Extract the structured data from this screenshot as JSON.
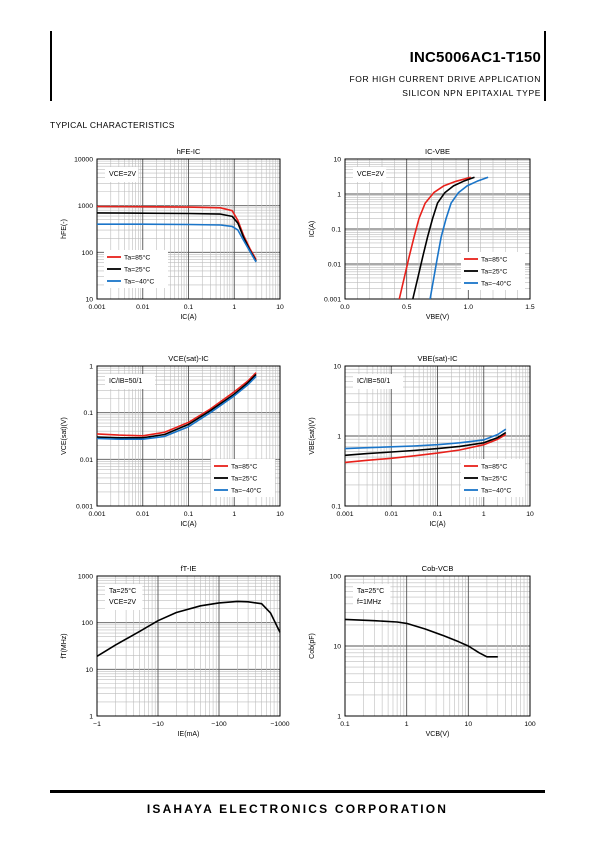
{
  "header": {
    "part_number": "INC5006AC1-T150",
    "subtitle_line1": "FOR HIGH CURRENT DRIVE APPLICATION",
    "subtitle_line2": "SILICON NPN EPITAXIAL TYPE",
    "section_title": "TYPICAL CHARACTERISTICS"
  },
  "footer": {
    "company": "ISAHAYA ELECTRONICS CORPORATION"
  },
  "colors": {
    "red": "#e8211b",
    "black": "#000000",
    "blue": "#1a75c9"
  },
  "chart_data": [
    {
      "id": "hfe-ic",
      "type": "line",
      "title": "hFE-IC",
      "xlabel": "IC(A)",
      "ylabel": "hFE(-)",
      "xscale": "log",
      "yscale": "log",
      "xlim": [
        0.001,
        10
      ],
      "ylim": [
        10,
        10000
      ],
      "xticks": [
        "0.001",
        "0.01",
        "0.1",
        "1",
        "10"
      ],
      "yticks": [
        "10",
        "100",
        "1000",
        "10000"
      ],
      "note": [
        "VCE=2V"
      ],
      "series": [
        {
          "name": "Ta=85°C",
          "color": "red",
          "x": [
            0.001,
            0.01,
            0.1,
            0.5,
            0.9,
            1.2,
            1.6,
            2.2,
            3
          ],
          "y": [
            960,
            950,
            930,
            900,
            780,
            480,
            230,
            120,
            70
          ]
        },
        {
          "name": "Ta=25°C",
          "color": "black",
          "x": [
            0.001,
            0.01,
            0.1,
            0.5,
            0.9,
            1.2,
            1.6,
            2.2,
            3
          ],
          "y": [
            700,
            690,
            680,
            660,
            590,
            420,
            210,
            110,
            65
          ]
        },
        {
          "name": "Ta=−40°C",
          "color": "blue",
          "x": [
            0.001,
            0.01,
            0.1,
            0.5,
            0.9,
            1.2,
            1.6,
            2.2,
            3
          ],
          "y": [
            400,
            400,
            395,
            385,
            360,
            300,
            180,
            105,
            62
          ]
        }
      ]
    },
    {
      "id": "ic-vbe",
      "type": "line",
      "title": "IC-VBE",
      "xlabel": "VBE(V)",
      "ylabel": "IC(A)",
      "xscale": "linear",
      "yscale": "log",
      "xlim": [
        0,
        1.5
      ],
      "ylim": [
        0.001,
        10
      ],
      "xticks": [
        "0.0",
        "0.5",
        "1.0",
        "1.5"
      ],
      "yticks": [
        "0.001",
        "0.01",
        "0.1",
        "1",
        "10"
      ],
      "note": [
        "VCE=2V"
      ],
      "series": [
        {
          "name": "Ta=85°C",
          "color": "red",
          "x": [
            0.44,
            0.48,
            0.52,
            0.56,
            0.6,
            0.65,
            0.72,
            0.8,
            0.9,
            1.02
          ],
          "y": [
            0.001,
            0.004,
            0.016,
            0.06,
            0.2,
            0.55,
            1.1,
            1.7,
            2.3,
            3
          ]
        },
        {
          "name": "Ta=25°C",
          "color": "black",
          "x": [
            0.55,
            0.59,
            0.63,
            0.67,
            0.71,
            0.75,
            0.81,
            0.88,
            0.96,
            1.05
          ],
          "y": [
            0.001,
            0.004,
            0.016,
            0.06,
            0.2,
            0.55,
            1.1,
            1.7,
            2.3,
            3
          ]
        },
        {
          "name": "Ta=−40°C",
          "color": "blue",
          "x": [
            0.69,
            0.72,
            0.75,
            0.78,
            0.82,
            0.86,
            0.92,
            0.99,
            1.07,
            1.16
          ],
          "y": [
            0.001,
            0.004,
            0.016,
            0.06,
            0.2,
            0.55,
            1.1,
            1.7,
            2.3,
            3
          ]
        }
      ]
    },
    {
      "id": "vcesat-ic",
      "type": "line",
      "title": "VCE(sat)-IC",
      "xlabel": "IC(A)",
      "ylabel": "VCE(sat)(V)",
      "xscale": "log",
      "yscale": "log",
      "xlim": [
        0.001,
        10
      ],
      "ylim": [
        0.001,
        1
      ],
      "xticks": [
        "0.001",
        "0.01",
        "0.1",
        "1",
        "10"
      ],
      "yticks": [
        "0.001",
        "0.01",
        "0.1",
        "1"
      ],
      "note": [
        "IC/IB=50/1"
      ],
      "series": [
        {
          "name": "Ta=85°C",
          "color": "red",
          "x": [
            0.001,
            0.003,
            0.01,
            0.03,
            0.1,
            0.3,
            1,
            2,
            3
          ],
          "y": [
            0.035,
            0.033,
            0.032,
            0.038,
            0.062,
            0.12,
            0.28,
            0.48,
            0.72
          ]
        },
        {
          "name": "Ta=25°C",
          "color": "black",
          "x": [
            0.001,
            0.003,
            0.01,
            0.03,
            0.1,
            0.3,
            1,
            2,
            3
          ],
          "y": [
            0.03,
            0.029,
            0.029,
            0.034,
            0.056,
            0.11,
            0.25,
            0.44,
            0.66
          ]
        },
        {
          "name": "Ta=−40°C",
          "color": "blue",
          "x": [
            0.001,
            0.003,
            0.01,
            0.03,
            0.1,
            0.3,
            1,
            2,
            3
          ],
          "y": [
            0.028,
            0.027,
            0.027,
            0.031,
            0.05,
            0.1,
            0.23,
            0.4,
            0.6
          ]
        }
      ]
    },
    {
      "id": "vbesat-ic",
      "type": "line",
      "title": "VBE(sat)-IC",
      "xlabel": "IC(A)",
      "ylabel": "VBE(sat)(V)",
      "xscale": "log",
      "yscale": "log",
      "xlim": [
        0.001,
        10
      ],
      "ylim": [
        0.1,
        10
      ],
      "xticks": [
        "0.001",
        "0.01",
        "0.1",
        "1",
        "10"
      ],
      "yticks": [
        "0.1",
        "1",
        "10"
      ],
      "note": [
        "IC/IB=50/1"
      ],
      "series": [
        {
          "name": "Ta=85°C",
          "color": "red",
          "x": [
            0.001,
            0.003,
            0.01,
            0.03,
            0.1,
            0.3,
            1,
            2,
            3
          ],
          "y": [
            0.42,
            0.45,
            0.48,
            0.52,
            0.57,
            0.63,
            0.75,
            0.9,
            1.05
          ]
        },
        {
          "name": "Ta=25°C",
          "color": "black",
          "x": [
            0.001,
            0.003,
            0.01,
            0.03,
            0.1,
            0.3,
            1,
            2,
            3
          ],
          "y": [
            0.53,
            0.56,
            0.59,
            0.62,
            0.66,
            0.71,
            0.8,
            0.95,
            1.12
          ]
        },
        {
          "name": "Ta=−40°C",
          "color": "blue",
          "x": [
            0.001,
            0.003,
            0.01,
            0.03,
            0.1,
            0.3,
            1,
            2,
            3
          ],
          "y": [
            0.66,
            0.68,
            0.7,
            0.72,
            0.75,
            0.8,
            0.88,
            1.05,
            1.25
          ]
        }
      ]
    },
    {
      "id": "ft-ie",
      "type": "line",
      "title": "fT-IE",
      "xlabel": "IE(mA)",
      "ylabel": "fT(MHz)",
      "xscale": "log",
      "yscale": "log",
      "xlim": [
        1,
        1000
      ],
      "ylim": [
        1,
        1000
      ],
      "xticks": [
        "−1",
        "−10",
        "−100",
        "−1000"
      ],
      "yticks": [
        "1",
        "10",
        "100",
        "1000"
      ],
      "note": [
        "Ta=25°C",
        "VCE=2V"
      ],
      "series": [
        {
          "name": "",
          "color": "black",
          "x": [
            1,
            2,
            5,
            10,
            20,
            50,
            100,
            200,
            300,
            500,
            700,
            1000
          ],
          "y": [
            19,
            33,
            65,
            110,
            165,
            230,
            265,
            285,
            280,
            255,
            160,
            62
          ]
        }
      ]
    },
    {
      "id": "cob-vcb",
      "type": "line",
      "title": "Cob-VCB",
      "xlabel": "VCB(V)",
      "ylabel": "Cob(pF)",
      "xscale": "log",
      "yscale": "log",
      "xlim": [
        0.1,
        100
      ],
      "ylim": [
        1,
        100
      ],
      "xticks": [
        "0.1",
        "1",
        "10",
        "100"
      ],
      "yticks": [
        "1",
        "10",
        "100"
      ],
      "note": [
        "Ta=25°C",
        "f=1MHz"
      ],
      "series": [
        {
          "name": "",
          "color": "black",
          "x": [
            0.1,
            0.3,
            0.7,
            1,
            2,
            4,
            7,
            10,
            15,
            20,
            30
          ],
          "y": [
            24,
            23,
            22,
            21,
            17.5,
            14,
            11.5,
            10,
            8,
            7,
            7
          ]
        }
      ]
    }
  ]
}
__________
» EXERCISE DIRECTIONS
Return each line of the listing that holds the string "ylabel".

» REPLY TO THE EXERCISE
      "ylabel": "hFE(-)",
      "ylabel": "IC(A)",
      "ylabel": "VCE(sat)(V)",
      "ylabel": "VBE(sat)(V)",
      "ylabel": "fT(MHz)",
      "ylabel": "Cob(pF)",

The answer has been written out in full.